------ Task material ------

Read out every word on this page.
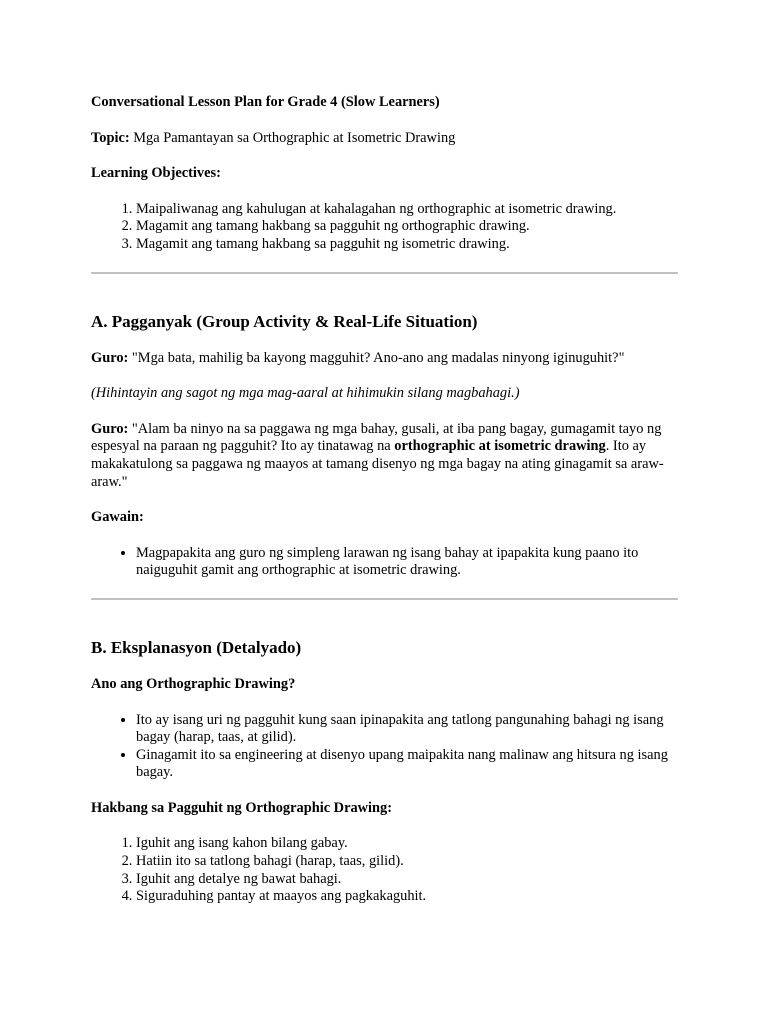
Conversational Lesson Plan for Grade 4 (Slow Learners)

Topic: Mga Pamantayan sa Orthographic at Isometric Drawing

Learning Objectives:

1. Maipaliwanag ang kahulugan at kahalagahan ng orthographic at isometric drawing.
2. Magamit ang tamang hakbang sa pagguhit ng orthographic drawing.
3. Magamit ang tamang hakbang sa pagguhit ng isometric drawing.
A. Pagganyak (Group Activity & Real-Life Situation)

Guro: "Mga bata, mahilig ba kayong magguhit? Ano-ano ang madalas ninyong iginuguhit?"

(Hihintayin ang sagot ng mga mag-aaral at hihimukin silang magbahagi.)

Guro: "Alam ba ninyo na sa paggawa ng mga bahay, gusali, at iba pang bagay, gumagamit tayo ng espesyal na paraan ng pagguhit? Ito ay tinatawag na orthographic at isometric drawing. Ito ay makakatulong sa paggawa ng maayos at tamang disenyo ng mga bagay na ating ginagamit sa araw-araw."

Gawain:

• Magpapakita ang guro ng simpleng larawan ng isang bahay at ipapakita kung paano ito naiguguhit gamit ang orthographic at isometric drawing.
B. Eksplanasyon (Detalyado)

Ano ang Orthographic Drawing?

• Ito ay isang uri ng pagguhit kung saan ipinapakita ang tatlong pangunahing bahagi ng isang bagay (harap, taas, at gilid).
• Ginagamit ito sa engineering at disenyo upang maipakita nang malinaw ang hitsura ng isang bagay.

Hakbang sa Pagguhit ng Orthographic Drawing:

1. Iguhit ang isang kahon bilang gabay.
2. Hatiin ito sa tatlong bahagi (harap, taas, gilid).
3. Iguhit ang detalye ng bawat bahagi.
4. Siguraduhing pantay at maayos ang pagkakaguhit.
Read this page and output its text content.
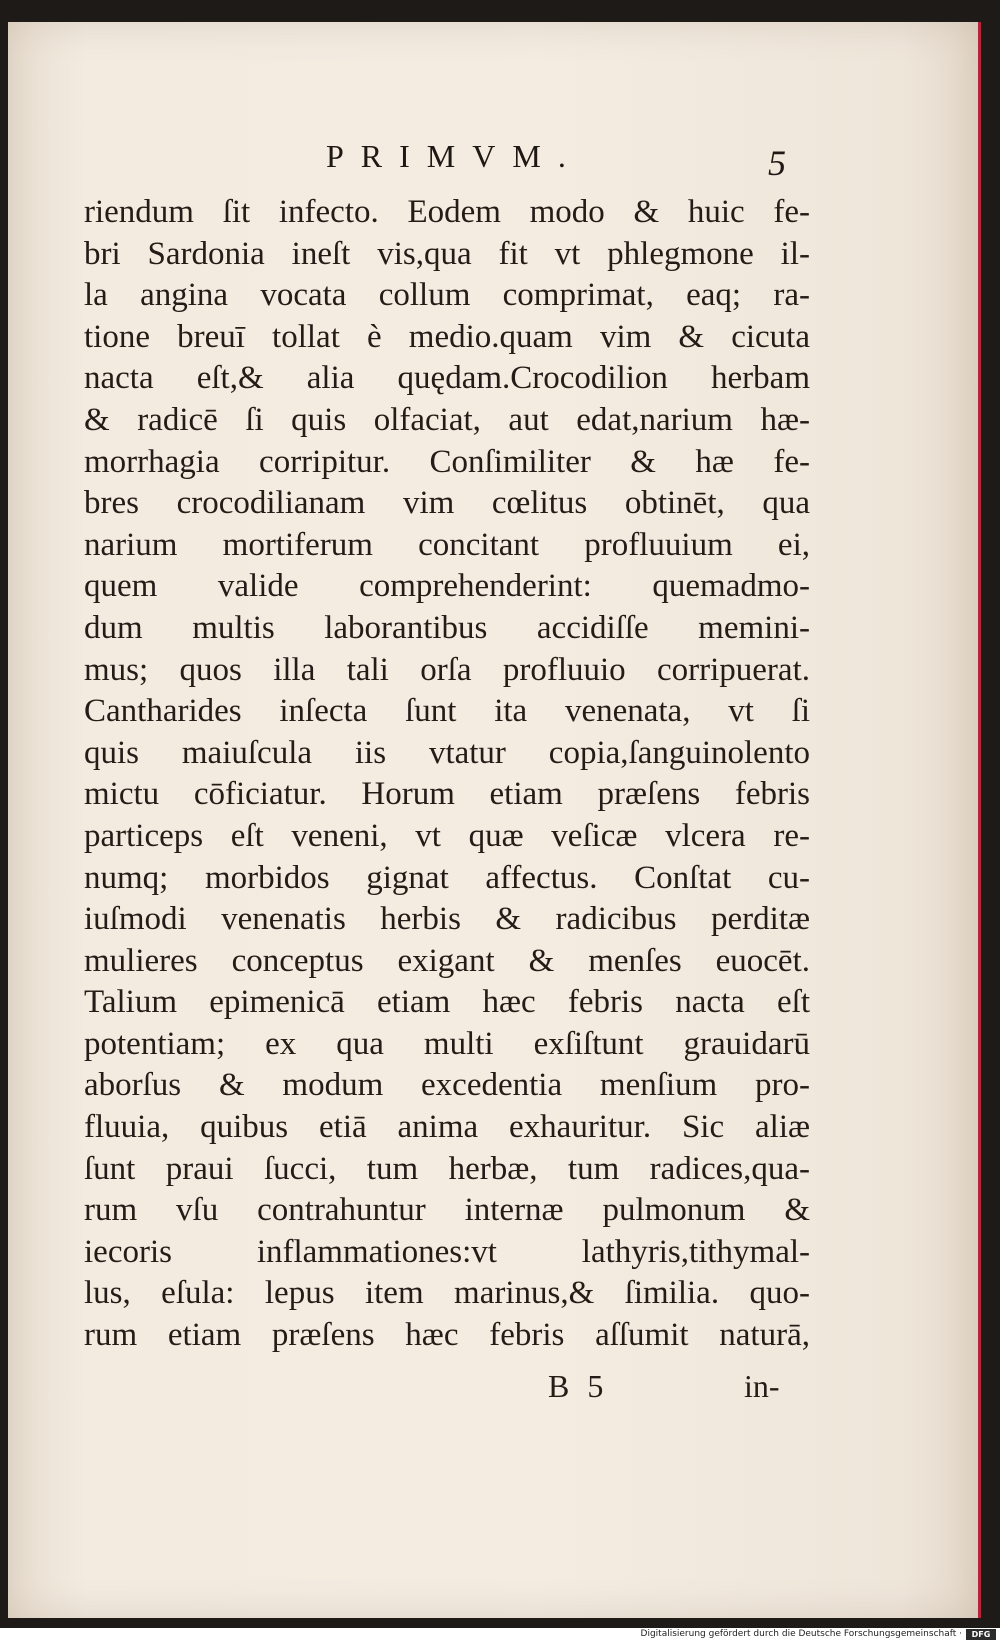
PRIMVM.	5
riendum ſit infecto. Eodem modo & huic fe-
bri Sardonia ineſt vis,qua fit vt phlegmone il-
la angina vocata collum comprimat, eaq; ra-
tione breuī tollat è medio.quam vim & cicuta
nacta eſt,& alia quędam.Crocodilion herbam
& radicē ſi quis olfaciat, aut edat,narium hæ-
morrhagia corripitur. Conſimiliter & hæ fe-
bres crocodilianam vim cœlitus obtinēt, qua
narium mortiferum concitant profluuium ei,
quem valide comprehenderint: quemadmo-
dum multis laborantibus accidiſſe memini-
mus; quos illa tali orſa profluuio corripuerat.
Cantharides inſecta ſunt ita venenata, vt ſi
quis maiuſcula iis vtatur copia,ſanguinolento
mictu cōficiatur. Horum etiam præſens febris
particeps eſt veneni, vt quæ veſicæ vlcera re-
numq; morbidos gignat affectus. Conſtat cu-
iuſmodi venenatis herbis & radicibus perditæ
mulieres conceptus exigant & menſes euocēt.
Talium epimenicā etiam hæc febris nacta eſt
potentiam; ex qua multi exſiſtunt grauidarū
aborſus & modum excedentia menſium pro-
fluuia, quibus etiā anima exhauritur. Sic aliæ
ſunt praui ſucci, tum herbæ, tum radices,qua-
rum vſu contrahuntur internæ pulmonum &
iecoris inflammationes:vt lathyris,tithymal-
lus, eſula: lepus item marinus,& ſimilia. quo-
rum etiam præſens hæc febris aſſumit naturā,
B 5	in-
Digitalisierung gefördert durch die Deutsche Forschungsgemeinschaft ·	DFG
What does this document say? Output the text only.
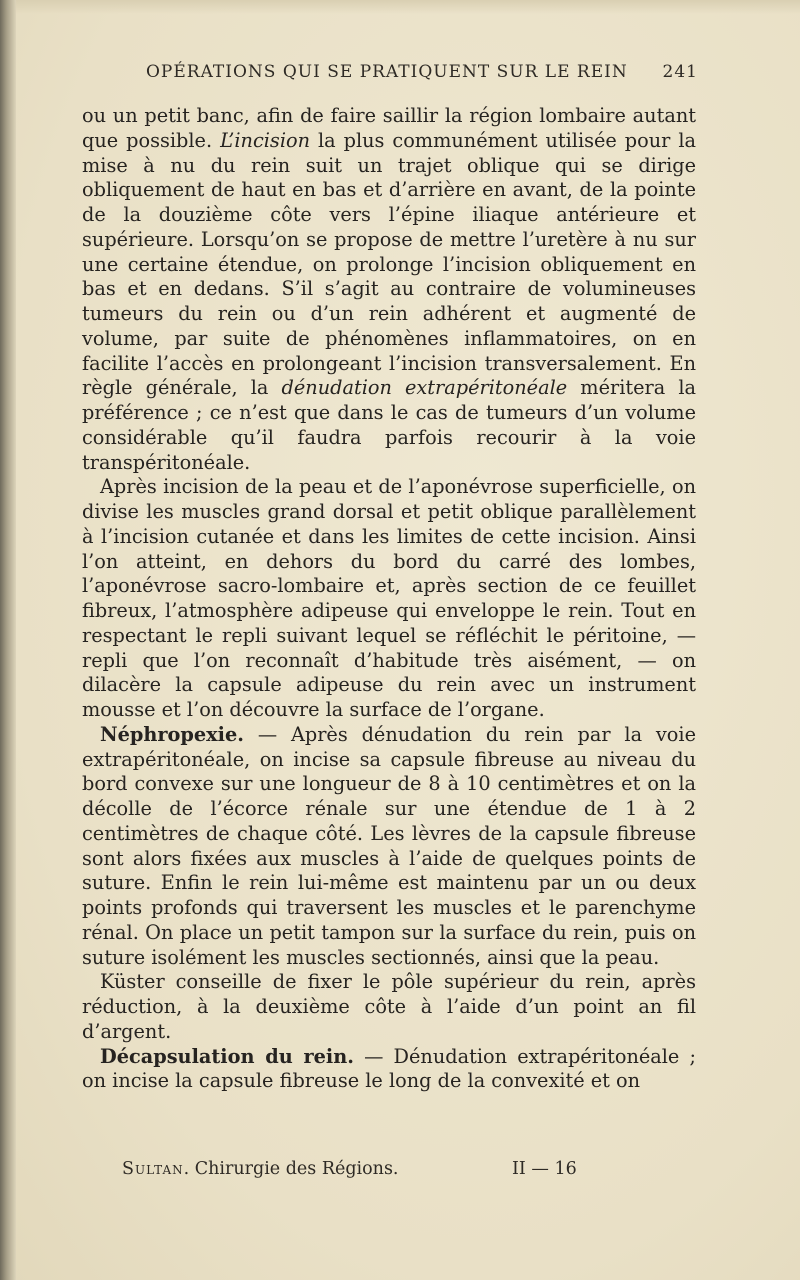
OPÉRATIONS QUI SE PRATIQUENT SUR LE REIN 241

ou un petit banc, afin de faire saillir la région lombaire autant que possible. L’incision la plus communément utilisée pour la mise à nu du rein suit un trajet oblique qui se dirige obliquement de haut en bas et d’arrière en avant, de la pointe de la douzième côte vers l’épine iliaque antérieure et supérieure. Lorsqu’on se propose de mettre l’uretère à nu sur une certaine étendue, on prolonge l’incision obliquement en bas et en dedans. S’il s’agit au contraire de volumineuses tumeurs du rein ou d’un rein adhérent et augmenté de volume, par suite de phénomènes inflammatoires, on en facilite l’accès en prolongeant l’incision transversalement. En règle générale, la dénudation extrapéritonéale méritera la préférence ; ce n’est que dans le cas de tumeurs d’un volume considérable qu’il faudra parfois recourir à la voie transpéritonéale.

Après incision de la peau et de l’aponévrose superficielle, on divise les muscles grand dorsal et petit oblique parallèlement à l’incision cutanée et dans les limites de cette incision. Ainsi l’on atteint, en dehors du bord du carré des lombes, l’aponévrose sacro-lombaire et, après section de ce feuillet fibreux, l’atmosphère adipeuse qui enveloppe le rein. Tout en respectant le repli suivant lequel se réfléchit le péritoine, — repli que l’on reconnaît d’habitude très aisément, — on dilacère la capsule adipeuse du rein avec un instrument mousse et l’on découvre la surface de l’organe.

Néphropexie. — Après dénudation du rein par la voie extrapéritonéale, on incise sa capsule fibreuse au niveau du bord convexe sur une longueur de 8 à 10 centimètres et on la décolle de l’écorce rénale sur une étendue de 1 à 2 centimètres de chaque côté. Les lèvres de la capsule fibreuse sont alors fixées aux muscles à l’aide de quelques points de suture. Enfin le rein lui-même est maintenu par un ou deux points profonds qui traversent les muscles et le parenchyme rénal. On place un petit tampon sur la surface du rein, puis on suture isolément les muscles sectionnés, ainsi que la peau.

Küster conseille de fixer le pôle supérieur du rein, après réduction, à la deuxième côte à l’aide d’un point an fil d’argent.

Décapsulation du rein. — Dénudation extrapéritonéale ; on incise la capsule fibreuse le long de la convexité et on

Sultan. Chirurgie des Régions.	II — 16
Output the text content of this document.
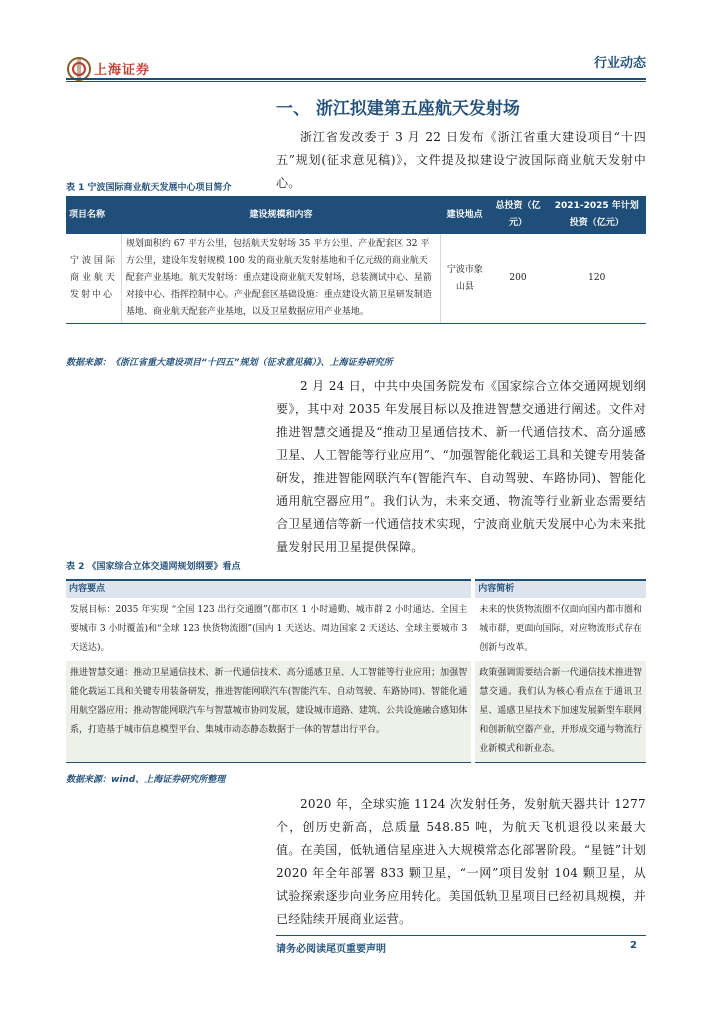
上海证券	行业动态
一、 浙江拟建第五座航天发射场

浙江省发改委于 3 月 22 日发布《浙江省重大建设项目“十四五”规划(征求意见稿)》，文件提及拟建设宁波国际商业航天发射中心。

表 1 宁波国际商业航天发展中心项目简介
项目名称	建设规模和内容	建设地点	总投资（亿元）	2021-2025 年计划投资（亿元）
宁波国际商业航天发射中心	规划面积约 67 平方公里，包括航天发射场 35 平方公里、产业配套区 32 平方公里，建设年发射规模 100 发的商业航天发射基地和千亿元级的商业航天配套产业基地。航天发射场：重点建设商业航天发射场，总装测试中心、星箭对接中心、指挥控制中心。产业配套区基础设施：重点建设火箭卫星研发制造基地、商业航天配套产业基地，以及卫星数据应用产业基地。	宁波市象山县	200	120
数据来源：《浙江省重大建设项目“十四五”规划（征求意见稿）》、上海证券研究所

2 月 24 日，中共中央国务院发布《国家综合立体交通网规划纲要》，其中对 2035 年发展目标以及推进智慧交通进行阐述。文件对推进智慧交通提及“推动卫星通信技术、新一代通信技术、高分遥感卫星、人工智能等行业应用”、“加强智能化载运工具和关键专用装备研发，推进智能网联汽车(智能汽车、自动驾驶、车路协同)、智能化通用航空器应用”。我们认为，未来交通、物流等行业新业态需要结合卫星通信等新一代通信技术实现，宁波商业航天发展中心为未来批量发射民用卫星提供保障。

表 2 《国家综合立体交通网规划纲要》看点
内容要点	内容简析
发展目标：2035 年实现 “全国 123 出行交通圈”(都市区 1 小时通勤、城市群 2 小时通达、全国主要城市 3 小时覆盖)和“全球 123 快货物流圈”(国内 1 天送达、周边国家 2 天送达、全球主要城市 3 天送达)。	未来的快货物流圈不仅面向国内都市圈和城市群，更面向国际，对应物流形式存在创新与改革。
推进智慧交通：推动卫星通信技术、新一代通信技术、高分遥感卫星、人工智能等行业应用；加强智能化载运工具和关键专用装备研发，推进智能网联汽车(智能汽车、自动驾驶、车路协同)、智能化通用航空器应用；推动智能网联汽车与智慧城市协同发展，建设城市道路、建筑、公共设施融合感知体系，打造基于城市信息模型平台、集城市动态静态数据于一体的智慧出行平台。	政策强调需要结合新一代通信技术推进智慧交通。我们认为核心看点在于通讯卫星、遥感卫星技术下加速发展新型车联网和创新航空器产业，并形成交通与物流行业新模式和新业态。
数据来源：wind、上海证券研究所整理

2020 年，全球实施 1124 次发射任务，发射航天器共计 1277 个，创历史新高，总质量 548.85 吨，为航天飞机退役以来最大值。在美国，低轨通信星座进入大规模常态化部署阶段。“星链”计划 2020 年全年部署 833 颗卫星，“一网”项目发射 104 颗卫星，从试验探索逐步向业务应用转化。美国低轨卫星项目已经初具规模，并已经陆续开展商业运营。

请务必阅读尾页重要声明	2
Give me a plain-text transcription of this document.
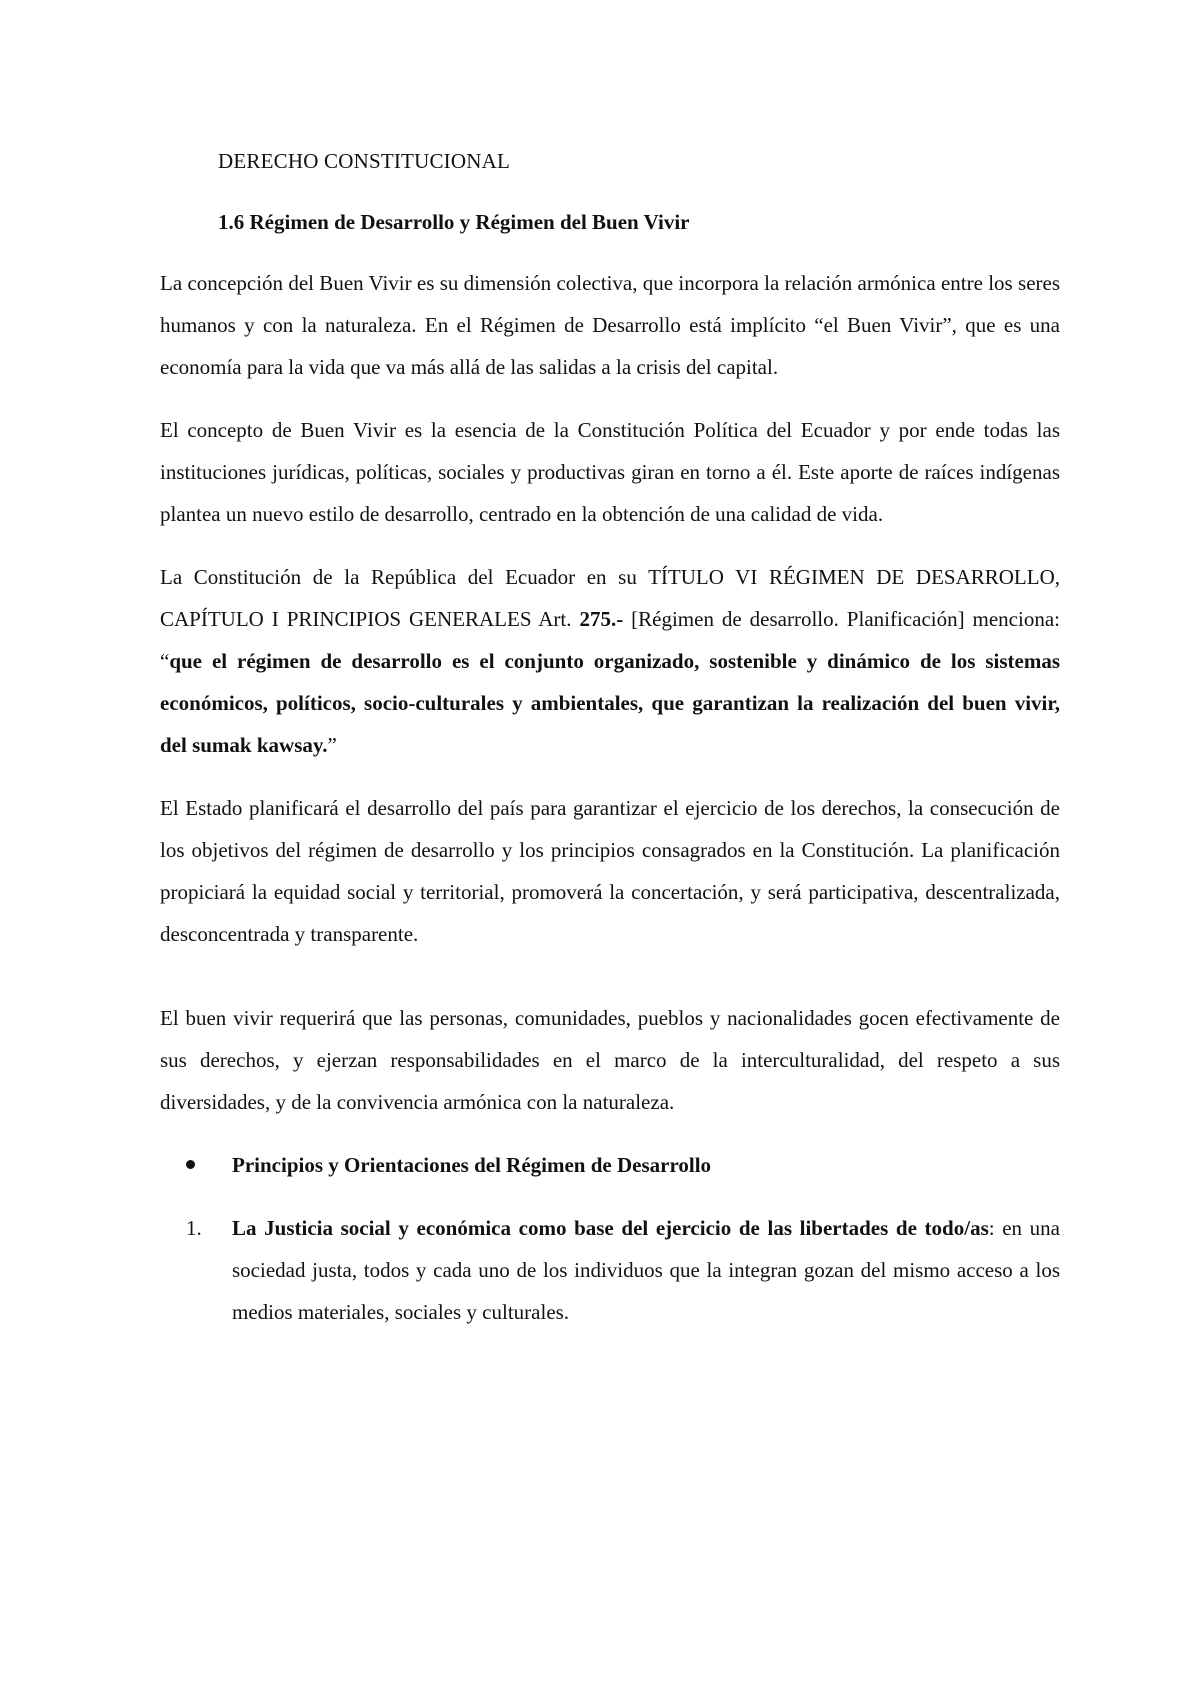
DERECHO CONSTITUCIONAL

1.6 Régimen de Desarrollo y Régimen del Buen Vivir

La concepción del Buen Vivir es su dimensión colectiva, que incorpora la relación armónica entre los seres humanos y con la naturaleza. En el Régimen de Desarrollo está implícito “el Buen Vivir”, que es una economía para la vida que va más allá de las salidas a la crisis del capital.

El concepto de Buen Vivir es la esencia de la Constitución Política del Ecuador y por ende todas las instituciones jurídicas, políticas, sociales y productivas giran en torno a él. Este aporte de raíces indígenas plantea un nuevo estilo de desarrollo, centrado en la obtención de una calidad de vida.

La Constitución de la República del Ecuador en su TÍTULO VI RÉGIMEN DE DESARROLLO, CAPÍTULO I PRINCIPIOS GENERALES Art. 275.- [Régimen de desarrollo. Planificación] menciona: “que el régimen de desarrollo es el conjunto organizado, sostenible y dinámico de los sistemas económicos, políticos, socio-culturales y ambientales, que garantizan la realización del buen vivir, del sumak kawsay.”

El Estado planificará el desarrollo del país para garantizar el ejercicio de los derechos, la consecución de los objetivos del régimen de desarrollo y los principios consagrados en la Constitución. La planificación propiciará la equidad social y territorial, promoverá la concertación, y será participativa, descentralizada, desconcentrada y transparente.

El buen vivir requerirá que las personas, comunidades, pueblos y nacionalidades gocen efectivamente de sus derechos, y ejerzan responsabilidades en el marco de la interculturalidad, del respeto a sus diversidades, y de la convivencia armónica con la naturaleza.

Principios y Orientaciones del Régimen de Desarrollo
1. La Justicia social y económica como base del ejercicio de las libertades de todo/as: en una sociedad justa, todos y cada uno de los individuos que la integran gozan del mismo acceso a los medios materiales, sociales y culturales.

------

To be done>
Isolate the lines that hold the word "推动卫星通信技术" and copy all of them.

The answer>
2 月 24 日，中共中央国务院发布《国家综合立体交通网规划纲要》，其中对 2035 年发展目标以及推进智慧交通进行阐述。文件对推进智慧交通提及“推动卫星通信技术、新一代通信技术、高分遥感卫星、人工智能等行业应用”、“加强智能化载运工具和关键专用装备研发，推进智能网联汽车(智能汽车、自动驾驶、车路协同)、智能化通用航空器应用”。我们认为，未来交通、物流等行业新业态需要结合卫星通信等新一代通信技术实现，宁波商业航天发展中心为未来批量发射民用卫星提供保障。
推进智慧交通：推动卫星通信技术、新一代通信技术、高分遥感卫星、人工智能等行业应用；加强智能化载运工具和关键专用装备研发，推进智能网联汽车(智能汽车、自动驾驶、车路协同)、智能化通用航空器应用；推动智能网联汽车与智慧城市协同发展，建设城市道路、建筑、公共设施融合感知体系，打造基于城市信息模型平台、集城市动态静态数据于一体的智慧出行平台。	政策强调需要结合新一代通信技术推进智慧交通。我们认为核心看点在于通讯卫星、遥感卫星技术下加速发展新型车联网和创新航空器产业，并形成交通与物流行业新模式和新业态。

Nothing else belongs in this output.